◆ **Entries taken from a collection**
Begin

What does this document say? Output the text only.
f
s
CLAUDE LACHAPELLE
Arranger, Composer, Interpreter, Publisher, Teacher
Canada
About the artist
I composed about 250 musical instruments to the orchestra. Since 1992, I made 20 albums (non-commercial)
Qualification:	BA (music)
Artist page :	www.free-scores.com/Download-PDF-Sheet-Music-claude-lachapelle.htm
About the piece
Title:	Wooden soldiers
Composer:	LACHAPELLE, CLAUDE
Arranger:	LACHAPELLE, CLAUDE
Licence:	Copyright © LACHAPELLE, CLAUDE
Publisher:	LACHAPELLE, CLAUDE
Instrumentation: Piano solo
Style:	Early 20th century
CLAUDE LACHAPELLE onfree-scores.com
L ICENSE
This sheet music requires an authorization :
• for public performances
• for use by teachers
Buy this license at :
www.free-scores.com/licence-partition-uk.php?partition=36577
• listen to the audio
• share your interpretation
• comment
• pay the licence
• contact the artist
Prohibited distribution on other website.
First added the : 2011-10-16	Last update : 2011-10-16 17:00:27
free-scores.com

End

Go through the records above and retype each one exactly.

◆ **Written answer**
What does this document say? Output the text only.
f
s
CLAUDE LACHAPELLE
Arranger, Composer, Interpreter, Publisher, Teacher
Canada
About the artist
I composed about 250 musical instruments to the orchestra. Since 1992, I made 20 albums (non-commercial)
Qualification:	BA (music)
Artist page :	www.free-scores.com/Download-PDF-Sheet-Music-claude-lachapelle.htm
About the piece
Title:	Wooden soldiers
Composer:	LACHAPELLE, CLAUDE
Arranger:	LACHAPELLE, CLAUDE
Licence:	Copyright © LACHAPELLE, CLAUDE
Publisher:	LACHAPELLE, CLAUDE
Instrumentation: Piano solo
Style:	Early 20th century
CLAUDE LACHAPELLE onfree-scores.com
L ICENSE
This sheet music requires an authorization :
• for public performances
• for use by teachers
Buy this license at :
www.free-scores.com/licence-partition-uk.php?partition=36577
• listen to the audio
• share your interpretation
• comment
• pay the licence
• contact the artist
Prohibited distribution on other website.
First added the : 2011-10-16	Last update : 2011-10-16 17:00:27
free-scores.com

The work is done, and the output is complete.